Problem details — Scan the entries below and extract each line with the word "mercurio" in it.

Records supplied —
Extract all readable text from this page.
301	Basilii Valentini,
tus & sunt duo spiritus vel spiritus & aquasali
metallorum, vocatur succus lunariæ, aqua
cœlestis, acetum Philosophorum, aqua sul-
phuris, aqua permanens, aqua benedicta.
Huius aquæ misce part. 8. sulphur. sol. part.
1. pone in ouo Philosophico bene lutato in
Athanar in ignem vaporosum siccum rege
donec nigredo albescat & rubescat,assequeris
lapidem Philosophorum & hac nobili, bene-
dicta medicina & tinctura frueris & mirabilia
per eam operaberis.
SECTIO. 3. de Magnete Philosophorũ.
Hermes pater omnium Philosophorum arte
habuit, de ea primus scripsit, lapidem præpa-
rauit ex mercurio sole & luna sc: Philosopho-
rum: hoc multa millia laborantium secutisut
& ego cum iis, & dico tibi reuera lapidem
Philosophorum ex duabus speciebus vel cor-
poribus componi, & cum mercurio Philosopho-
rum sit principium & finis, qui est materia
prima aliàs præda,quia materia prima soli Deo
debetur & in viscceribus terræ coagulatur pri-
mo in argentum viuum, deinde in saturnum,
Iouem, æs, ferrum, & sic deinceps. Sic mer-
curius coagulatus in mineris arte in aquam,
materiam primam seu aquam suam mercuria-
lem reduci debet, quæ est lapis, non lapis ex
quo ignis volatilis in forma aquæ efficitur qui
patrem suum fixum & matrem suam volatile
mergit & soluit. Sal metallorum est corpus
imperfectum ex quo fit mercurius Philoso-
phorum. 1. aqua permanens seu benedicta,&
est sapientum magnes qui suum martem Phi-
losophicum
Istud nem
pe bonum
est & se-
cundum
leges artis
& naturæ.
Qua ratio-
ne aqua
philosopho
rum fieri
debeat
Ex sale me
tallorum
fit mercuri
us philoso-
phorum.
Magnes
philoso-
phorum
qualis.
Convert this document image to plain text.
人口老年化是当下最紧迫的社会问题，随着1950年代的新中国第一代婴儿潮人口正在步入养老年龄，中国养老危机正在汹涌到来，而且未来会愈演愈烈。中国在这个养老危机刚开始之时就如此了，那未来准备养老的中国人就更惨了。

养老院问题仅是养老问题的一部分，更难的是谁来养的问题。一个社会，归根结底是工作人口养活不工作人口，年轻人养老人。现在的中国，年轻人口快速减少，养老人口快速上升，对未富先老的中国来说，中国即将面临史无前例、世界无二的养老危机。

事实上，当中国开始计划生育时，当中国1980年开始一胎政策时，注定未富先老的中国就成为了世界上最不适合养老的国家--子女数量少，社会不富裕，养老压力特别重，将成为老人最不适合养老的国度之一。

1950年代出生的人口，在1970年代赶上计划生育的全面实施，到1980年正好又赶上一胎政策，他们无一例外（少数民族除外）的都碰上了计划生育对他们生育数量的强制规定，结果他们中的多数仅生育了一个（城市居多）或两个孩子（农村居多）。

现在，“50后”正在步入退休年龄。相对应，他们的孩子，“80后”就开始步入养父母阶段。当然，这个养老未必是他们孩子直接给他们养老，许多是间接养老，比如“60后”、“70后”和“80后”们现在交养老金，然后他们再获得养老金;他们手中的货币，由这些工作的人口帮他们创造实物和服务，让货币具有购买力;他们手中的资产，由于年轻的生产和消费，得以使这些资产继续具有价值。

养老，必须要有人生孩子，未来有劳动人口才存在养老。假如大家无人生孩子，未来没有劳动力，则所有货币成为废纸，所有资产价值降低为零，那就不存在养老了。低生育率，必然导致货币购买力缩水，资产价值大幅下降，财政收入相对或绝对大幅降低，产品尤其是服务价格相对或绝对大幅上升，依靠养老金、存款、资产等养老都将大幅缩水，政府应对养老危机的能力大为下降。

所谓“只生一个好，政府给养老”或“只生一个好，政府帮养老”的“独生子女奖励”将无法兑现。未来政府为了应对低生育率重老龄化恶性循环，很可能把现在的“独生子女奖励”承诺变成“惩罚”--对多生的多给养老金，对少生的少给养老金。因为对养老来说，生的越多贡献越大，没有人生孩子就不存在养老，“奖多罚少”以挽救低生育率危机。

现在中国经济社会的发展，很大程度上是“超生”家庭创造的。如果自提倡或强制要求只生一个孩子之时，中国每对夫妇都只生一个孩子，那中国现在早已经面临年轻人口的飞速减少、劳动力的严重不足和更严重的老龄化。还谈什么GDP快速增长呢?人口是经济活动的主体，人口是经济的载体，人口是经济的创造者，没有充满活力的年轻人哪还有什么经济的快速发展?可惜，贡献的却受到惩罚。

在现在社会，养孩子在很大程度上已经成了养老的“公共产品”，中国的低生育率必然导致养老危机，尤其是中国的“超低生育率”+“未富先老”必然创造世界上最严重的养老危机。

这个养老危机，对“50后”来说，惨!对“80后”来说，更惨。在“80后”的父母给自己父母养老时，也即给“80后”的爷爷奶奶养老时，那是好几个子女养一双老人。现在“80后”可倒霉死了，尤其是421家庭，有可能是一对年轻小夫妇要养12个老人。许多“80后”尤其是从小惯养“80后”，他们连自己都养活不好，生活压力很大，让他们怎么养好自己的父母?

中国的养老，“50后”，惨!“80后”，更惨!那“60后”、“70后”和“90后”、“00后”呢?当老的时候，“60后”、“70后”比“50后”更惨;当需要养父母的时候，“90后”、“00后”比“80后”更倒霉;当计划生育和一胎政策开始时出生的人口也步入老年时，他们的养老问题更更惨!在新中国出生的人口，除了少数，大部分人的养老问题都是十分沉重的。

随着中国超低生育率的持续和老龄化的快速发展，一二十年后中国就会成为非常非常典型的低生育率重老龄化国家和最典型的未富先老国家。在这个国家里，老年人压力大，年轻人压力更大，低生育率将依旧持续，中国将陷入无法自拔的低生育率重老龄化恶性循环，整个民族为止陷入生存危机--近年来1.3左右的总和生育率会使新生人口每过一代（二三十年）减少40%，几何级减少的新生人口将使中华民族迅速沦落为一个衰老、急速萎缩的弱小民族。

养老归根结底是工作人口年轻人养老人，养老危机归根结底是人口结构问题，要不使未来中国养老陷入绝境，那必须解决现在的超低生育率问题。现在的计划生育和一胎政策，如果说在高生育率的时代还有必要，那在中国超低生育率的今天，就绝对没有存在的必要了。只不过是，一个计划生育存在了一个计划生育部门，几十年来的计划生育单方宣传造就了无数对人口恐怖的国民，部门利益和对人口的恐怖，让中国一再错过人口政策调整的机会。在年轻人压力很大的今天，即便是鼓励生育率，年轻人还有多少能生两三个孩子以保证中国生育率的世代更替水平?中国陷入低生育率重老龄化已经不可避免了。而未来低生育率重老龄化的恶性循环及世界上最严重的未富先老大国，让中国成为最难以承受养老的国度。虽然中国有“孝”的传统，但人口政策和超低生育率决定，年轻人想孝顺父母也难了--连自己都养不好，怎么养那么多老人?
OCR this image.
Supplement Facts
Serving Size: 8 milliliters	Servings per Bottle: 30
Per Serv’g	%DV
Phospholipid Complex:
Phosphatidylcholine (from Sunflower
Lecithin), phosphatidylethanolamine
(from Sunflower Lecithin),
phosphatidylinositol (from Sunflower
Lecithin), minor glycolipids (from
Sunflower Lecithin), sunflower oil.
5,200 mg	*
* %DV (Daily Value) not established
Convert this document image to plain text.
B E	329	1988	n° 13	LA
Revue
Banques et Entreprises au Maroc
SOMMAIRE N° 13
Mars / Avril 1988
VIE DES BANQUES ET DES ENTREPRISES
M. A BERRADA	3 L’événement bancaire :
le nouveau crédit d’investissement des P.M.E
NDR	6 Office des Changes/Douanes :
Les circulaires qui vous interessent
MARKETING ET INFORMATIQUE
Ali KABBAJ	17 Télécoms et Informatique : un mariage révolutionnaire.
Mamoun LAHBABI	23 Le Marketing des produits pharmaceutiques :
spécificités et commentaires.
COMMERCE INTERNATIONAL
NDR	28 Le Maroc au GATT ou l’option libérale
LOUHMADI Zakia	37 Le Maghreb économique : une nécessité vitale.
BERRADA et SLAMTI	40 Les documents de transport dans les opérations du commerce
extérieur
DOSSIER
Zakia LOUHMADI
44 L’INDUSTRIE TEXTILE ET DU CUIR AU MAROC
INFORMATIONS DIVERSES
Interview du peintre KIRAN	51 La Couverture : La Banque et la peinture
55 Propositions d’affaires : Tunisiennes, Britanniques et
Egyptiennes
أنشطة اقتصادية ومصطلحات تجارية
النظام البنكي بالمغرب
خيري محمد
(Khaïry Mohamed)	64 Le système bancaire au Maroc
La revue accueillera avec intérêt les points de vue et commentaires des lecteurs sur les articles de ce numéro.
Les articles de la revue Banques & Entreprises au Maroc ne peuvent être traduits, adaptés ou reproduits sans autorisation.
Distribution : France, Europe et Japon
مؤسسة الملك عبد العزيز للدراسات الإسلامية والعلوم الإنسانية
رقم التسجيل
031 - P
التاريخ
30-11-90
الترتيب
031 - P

Solution for this exercise —
rauit ex mercurio sole & luna sc: Philosopho-
poribus componi, & cum mercurio Philosopho-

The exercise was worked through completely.